_TASK INSTRUCTIONS:_
Below you will find a set of lines. Repeat them all exactly.

....

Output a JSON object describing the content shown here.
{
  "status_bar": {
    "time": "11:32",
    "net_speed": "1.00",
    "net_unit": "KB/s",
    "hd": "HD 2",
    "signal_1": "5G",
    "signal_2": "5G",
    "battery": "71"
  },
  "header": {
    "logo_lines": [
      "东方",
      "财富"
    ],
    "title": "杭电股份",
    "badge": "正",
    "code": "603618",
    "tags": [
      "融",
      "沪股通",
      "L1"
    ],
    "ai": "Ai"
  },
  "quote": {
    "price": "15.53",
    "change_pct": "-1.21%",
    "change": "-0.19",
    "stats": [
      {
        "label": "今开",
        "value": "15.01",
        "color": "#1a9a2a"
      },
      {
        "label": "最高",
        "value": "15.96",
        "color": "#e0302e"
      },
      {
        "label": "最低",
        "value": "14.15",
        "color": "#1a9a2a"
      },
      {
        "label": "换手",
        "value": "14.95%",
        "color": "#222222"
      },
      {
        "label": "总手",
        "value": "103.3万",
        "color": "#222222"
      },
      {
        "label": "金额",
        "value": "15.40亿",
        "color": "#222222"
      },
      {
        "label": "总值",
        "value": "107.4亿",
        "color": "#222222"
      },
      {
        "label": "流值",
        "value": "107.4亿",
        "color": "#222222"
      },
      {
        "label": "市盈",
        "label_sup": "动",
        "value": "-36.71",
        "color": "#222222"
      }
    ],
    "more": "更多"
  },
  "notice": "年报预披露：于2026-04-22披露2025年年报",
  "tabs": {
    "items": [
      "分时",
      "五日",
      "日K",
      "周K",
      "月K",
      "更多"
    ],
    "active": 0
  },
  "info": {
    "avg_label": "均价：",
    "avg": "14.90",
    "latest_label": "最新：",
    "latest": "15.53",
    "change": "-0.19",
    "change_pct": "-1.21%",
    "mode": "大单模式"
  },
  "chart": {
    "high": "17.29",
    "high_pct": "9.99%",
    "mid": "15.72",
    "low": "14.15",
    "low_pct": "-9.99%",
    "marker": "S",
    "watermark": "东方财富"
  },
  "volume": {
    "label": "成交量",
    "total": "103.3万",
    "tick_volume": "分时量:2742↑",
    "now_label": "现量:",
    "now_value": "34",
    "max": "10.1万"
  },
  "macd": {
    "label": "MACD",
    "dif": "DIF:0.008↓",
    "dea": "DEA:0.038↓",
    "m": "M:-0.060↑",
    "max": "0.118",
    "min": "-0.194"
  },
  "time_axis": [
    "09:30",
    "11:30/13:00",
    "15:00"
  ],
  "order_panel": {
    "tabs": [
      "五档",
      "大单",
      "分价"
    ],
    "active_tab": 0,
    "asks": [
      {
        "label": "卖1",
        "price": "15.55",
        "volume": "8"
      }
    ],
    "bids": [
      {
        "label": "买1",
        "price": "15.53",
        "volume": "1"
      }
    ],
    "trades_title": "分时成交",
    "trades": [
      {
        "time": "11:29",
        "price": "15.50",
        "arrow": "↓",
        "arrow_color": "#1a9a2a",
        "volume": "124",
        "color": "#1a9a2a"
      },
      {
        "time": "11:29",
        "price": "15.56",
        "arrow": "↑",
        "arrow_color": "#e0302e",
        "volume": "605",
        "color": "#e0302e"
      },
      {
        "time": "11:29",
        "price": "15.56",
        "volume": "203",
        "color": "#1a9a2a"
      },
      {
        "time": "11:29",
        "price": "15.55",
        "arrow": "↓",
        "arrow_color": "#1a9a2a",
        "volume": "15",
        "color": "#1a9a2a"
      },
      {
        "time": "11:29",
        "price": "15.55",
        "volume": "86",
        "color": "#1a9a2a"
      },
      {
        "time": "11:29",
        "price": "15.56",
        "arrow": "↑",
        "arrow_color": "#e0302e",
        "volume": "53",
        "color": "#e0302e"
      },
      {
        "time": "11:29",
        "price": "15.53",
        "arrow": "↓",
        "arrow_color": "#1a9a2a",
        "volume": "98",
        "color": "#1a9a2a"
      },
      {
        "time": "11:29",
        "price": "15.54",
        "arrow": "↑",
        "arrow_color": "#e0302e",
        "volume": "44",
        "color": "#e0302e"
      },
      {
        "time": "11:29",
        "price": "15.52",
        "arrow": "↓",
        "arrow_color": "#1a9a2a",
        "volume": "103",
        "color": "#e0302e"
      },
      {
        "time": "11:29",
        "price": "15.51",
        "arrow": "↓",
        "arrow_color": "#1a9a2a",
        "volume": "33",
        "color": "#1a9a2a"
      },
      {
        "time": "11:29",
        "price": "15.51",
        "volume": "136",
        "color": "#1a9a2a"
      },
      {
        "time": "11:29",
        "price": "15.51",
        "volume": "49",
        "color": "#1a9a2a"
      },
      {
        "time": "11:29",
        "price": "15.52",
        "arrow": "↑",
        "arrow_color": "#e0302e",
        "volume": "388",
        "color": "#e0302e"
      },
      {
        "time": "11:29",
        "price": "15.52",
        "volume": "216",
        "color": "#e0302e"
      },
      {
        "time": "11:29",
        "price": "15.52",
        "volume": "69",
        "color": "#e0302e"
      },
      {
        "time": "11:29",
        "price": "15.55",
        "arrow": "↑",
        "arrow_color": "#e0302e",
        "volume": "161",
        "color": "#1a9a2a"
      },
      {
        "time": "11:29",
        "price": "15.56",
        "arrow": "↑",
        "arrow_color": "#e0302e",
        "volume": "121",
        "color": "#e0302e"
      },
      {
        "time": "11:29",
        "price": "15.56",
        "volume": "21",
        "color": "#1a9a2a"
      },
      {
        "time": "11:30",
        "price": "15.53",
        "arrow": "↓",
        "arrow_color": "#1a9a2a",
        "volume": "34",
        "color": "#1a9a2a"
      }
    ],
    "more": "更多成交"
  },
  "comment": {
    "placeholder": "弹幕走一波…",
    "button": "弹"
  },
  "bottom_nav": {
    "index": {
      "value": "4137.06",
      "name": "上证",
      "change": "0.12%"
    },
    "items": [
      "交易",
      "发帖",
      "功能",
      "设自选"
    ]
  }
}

....

_WRITTEN ANSWER:_
Output a JSON object describing the content shown here.
{
  "status_bar": {
    "time": "11:32",
    "net_speed": "1.00",
    "net_unit": "KB/s",
    "hd": "HD 2",
    "signal_1": "5G",
    "signal_2": "5G",
    "battery": "71"
  },
  "header": {
    "logo_lines": [
      "东方",
      "财富"
    ],
    "title": "杭电股份",
    "badge": "正",
    "code": "603618",
    "tags": [
      "融",
      "沪股通",
      "L1"
    ],
    "ai": "Ai"
  },
  "quote": {
    "price": "15.53",
    "change_pct": "-1.21%",
    "change": "-0.19",
    "stats": [
      {
        "label": "今开",
        "value": "15.01",
        "color": "#1a9a2a"
      },
      {
        "label": "最高",
        "value": "15.96",
        "color": "#e0302e"
      },
      {
        "label": "最低",
        "value": "14.15",
        "color": "#1a9a2a"
      },
      {
        "label": "换手",
        "value": "14.95%",
        "color": "#222222"
      },
      {
        "label": "总手",
        "value": "103.3万",
        "color": "#222222"
      },
      {
        "label": "金额",
        "value": "15.40亿",
        "color": "#222222"
      },
      {
        "label": "总值",
        "value": "107.4亿",
        "color": "#222222"
      },
      {
        "label": "流值",
        "value": "107.4亿",
        "color": "#222222"
      },
      {
        "label": "市盈",
        "label_sup": "动",
        "value": "-36.71",
        "color": "#222222"
      }
    ],
    "more": "更多"
  },
  "notice": "年报预披露：于2026-04-22披露2025年年报",
  "tabs": {
    "items": [
      "分时",
      "五日",
      "日K",
      "周K",
      "月K",
      "更多"
    ],
    "active": 0
  },
  "info": {
    "avg_label": "均价：",
    "avg": "14.90",
    "latest_label": "最新：",
    "latest": "15.53",
    "change": "-0.19",
    "change_pct": "-1.21%",
    "mode": "大单模式"
  },
  "chart": {
    "high": "17.29",
    "high_pct": "9.99%",
    "mid": "15.72",
    "low": "14.15",
    "low_pct": "-9.99%",
    "marker": "S",
    "watermark": "东方财富"
  },
  "volume": {
    "label": "成交量",
    "total": "103.3万",
    "tick_volume": "分时量:2742↑",
    "now_label": "现量:",
    "now_value": "34",
    "max": "10.1万"
  },
  "macd": {
    "label": "MACD",
    "dif": "DIF:0.008↓",
    "dea": "DEA:0.038↓",
    "m": "M:-0.060↑",
    "max": "0.118",
    "min": "-0.194"
  },
  "time_axis": [
    "09:30",
    "11:30/13:00",
    "15:00"
  ],
  "order_panel": {
    "tabs": [
      "五档",
      "大单",
      "分价"
    ],
    "active_tab": 0,
    "asks": [
      {
        "label": "卖1",
        "price": "15.55",
        "volume": "8"
      }
    ],
    "bids": [
      {
        "label": "买1",
        "price": "15.53",
        "volume": "1"
      }
    ],
    "trades_title": "分时成交",
    "trades": [
      {
        "time": "11:29",
        "price": "15.50",
        "arrow": "↓",
        "arrow_color": "#1a9a2a",
        "volume": "124",
        "color": "#1a9a2a"
      },
      {
        "time": "11:29",
        "price": "15.56",
        "arrow": "↑",
        "arrow_color": "#e0302e",
        "volume": "605",
        "color": "#e0302e"
      },
      {
        "time": "11:29",
        "price": "15.56",
        "volume": "203",
        "color": "#1a9a2a"
      },
      {
        "time": "11:29",
        "price": "15.55",
        "arrow": "↓",
        "arrow_color": "#1a9a2a",
        "volume": "15",
        "color": "#1a9a2a"
      },
      {
        "time": "11:29",
        "price": "15.55",
        "volume": "86",
        "color": "#1a9a2a"
      },
      {
        "time": "11:29",
        "price": "15.56",
        "arrow": "↑",
        "arrow_color": "#e0302e",
        "volume": "53",
        "color": "#e0302e"
      },
      {
        "time": "11:29",
        "price": "15.53",
        "arrow": "↓",
        "arrow_color": "#1a9a2a",
        "volume": "98",
        "color": "#1a9a2a"
      },
      {
        "time": "11:29",
        "price": "15.54",
        "arrow": "↑",
        "arrow_color": "#e0302e",
        "volume": "44",
        "color": "#e0302e"
      },
      {
        "time": "11:29",
        "price": "15.52",
        "arrow": "↓",
        "arrow_color": "#1a9a2a",
        "volume": "103",
        "color": "#e0302e"
      },
      {
        "time": "11:29",
        "price": "15.51",
        "arrow": "↓",
        "arrow_color": "#1a9a2a",
        "volume": "33",
        "color": "#1a9a2a"
      },
      {
        "time": "11:29",
        "price": "15.51",
        "volume": "136",
        "color": "#1a9a2a"
      },
      {
        "time": "11:29",
        "price": "15.51",
        "volume": "49",
        "color": "#1a9a2a"
      },
      {
        "time": "11:29",
        "price": "15.52",
        "arrow": "↑",
        "arrow_color": "#e0302e",
        "volume": "388",
        "color": "#e0302e"
      },
      {
        "time": "11:29",
        "price": "15.52",
        "volume": "216",
        "color": "#e0302e"
      },
      {
        "time": "11:29",
        "price": "15.52",
        "volume": "69",
        "color": "#e0302e"
      },
      {
        "time": "11:29",
        "price": "15.55",
        "arrow": "↑",
        "arrow_color": "#e0302e",
        "volume": "161",
        "color": "#1a9a2a"
      },
      {
        "time": "11:29",
        "price": "15.56",
        "arrow": "↑",
        "arrow_color": "#e0302e",
        "volume": "121",
        "color": "#e0302e"
      },
      {
        "time": "11:29",
        "price": "15.56",
        "volume": "21",
        "color": "#1a9a2a"
      },
      {
        "time": "11:30",
        "price": "15.53",
        "arrow": "↓",
        "arrow_color": "#1a9a2a",
        "volume": "34",
        "color": "#1a9a2a"
      }
    ],
    "more": "更多成交"
  },
  "comment": {
    "placeholder": "弹幕走一波…",
    "button": "弹"
  },
  "bottom_nav": {
    "index": {
      "value": "4137.06",
      "name": "上证",
      "change": "0.12%"
    },
    "items": [
      "交易",
      "发帖",
      "功能",
      "设自选"
    ]
  }
}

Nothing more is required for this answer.